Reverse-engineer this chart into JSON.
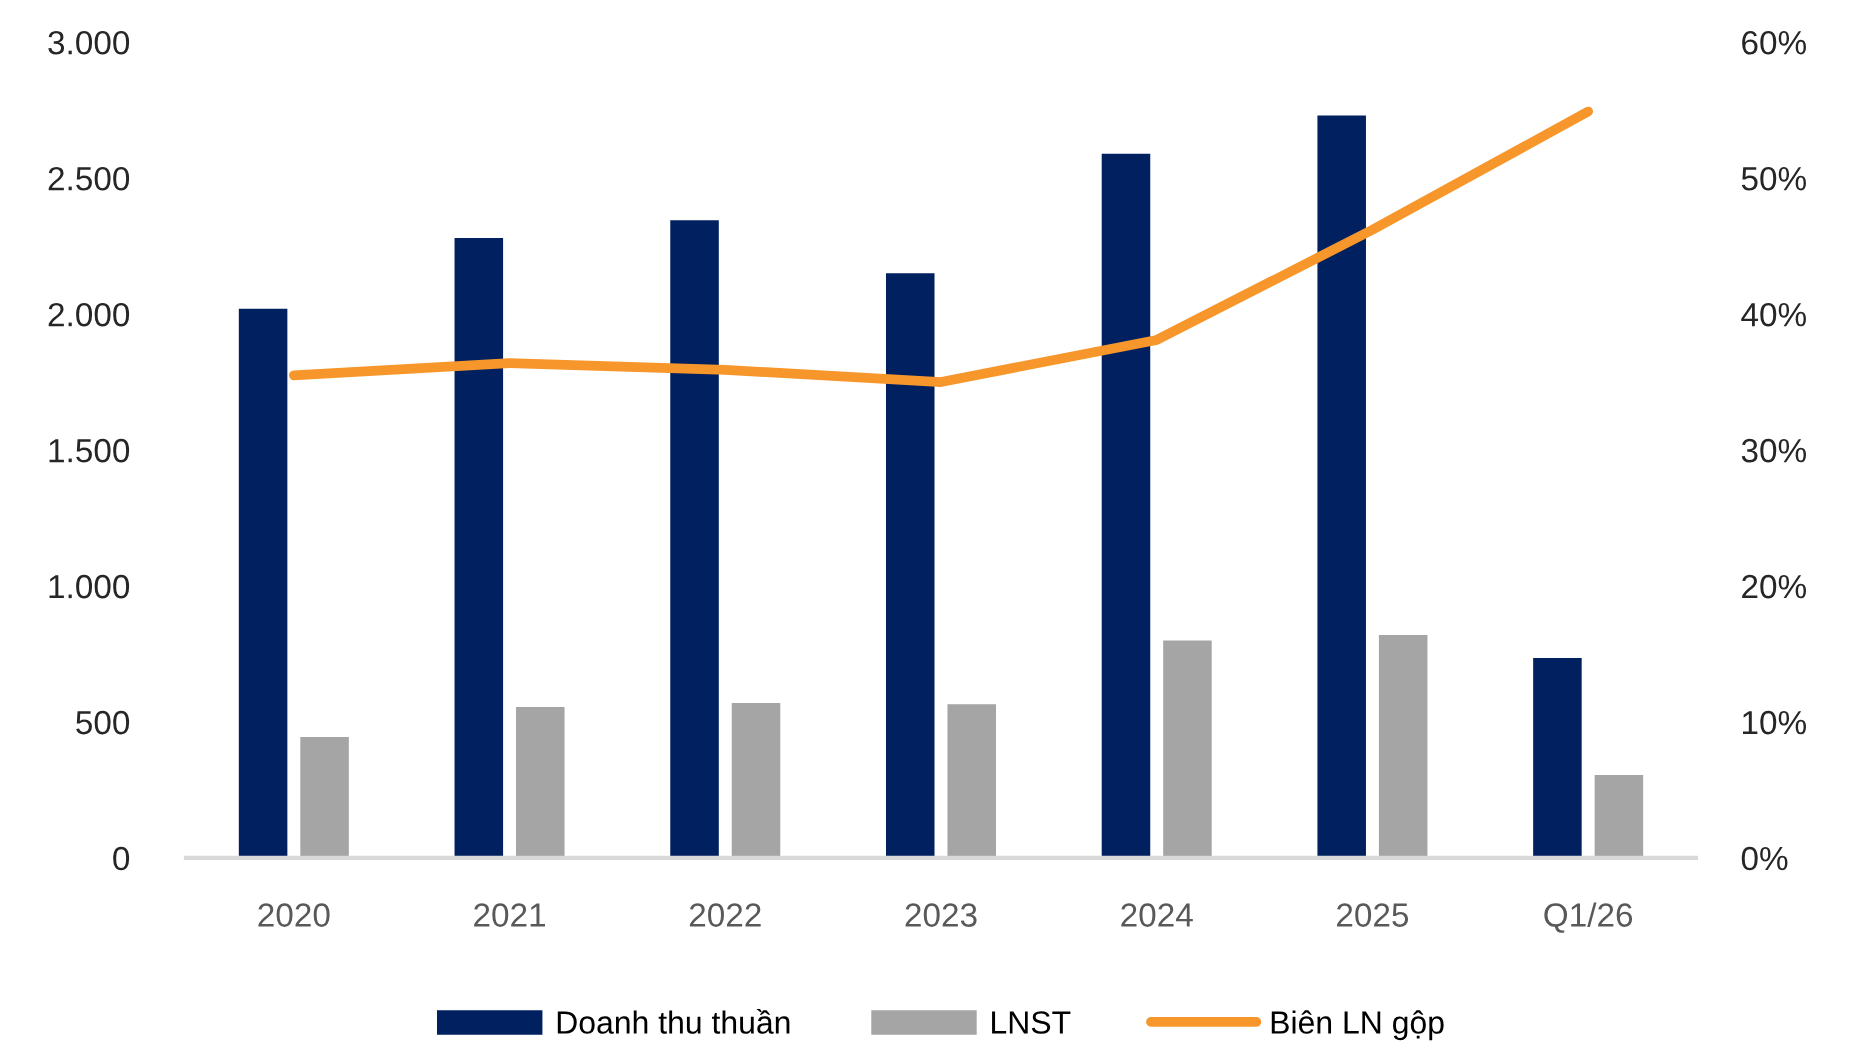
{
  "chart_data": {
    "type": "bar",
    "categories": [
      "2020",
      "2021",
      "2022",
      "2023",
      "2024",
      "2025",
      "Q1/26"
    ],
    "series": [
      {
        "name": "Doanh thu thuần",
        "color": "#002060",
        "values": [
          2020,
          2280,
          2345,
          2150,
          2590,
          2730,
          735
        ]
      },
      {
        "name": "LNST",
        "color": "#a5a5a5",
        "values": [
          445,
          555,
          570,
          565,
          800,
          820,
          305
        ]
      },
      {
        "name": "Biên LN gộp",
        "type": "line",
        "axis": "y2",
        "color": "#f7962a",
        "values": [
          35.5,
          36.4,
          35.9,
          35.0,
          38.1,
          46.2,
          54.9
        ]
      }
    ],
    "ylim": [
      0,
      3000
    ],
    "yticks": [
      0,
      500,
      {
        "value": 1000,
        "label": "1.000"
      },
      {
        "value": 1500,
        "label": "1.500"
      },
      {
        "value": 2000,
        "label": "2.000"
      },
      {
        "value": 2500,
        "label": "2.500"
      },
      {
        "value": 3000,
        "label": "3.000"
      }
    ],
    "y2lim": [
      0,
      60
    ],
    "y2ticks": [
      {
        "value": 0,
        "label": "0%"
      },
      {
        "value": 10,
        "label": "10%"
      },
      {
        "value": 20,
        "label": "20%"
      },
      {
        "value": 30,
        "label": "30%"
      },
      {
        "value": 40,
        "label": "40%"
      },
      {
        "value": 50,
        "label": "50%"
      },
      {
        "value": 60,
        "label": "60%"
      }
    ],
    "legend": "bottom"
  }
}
------------------------------------
▶ BRIEF
Return all of the entries exactly as written, but drop any pictures they hold.

▶ TASK RESPONSE
Reverse-engineer this chart into JSON.
{
  "chart_data": {
    "type": "bar",
    "categories": [
      "2020",
      "2021",
      "2022",
      "2023",
      "2024",
      "2025",
      "Q1/26"
    ],
    "series": [
      {
        "name": "Doanh thu thuần",
        "color": "#002060",
        "values": [
          2020,
          2280,
          2345,
          2150,
          2590,
          2730,
          735
        ]
      },
      {
        "name": "LNST",
        "color": "#a5a5a5",
        "values": [
          445,
          555,
          570,
          565,
          800,
          820,
          305
        ]
      },
      {
        "name": "Biên LN gộp",
        "type": "line",
        "axis": "y2",
        "color": "#f7962a",
        "values": [
          35.5,
          36.4,
          35.9,
          35.0,
          38.1,
          46.2,
          54.9
        ]
      }
    ],
    "ylim": [
      0,
      3000
    ],
    "yticks": [
      0,
      500,
      {
        "value": 1000,
        "label": "1.000"
      },
      {
        "value": 1500,
        "label": "1.500"
      },
      {
        "value": 2000,
        "label": "2.000"
      },
      {
        "value": 2500,
        "label": "2.500"
      },
      {
        "value": 3000,
        "label": "3.000"
      }
    ],
    "y2lim": [
      0,
      60
    ],
    "y2ticks": [
      {
        "value": 0,
        "label": "0%"
      },
      {
        "value": 10,
        "label": "10%"
      },
      {
        "value": 20,
        "label": "20%"
      },
      {
        "value": 30,
        "label": "30%"
      },
      {
        "value": 40,
        "label": "40%"
      },
      {
        "value": 50,
        "label": "50%"
      },
      {
        "value": 60,
        "label": "60%"
      }
    ],
    "legend": "bottom"
  }
}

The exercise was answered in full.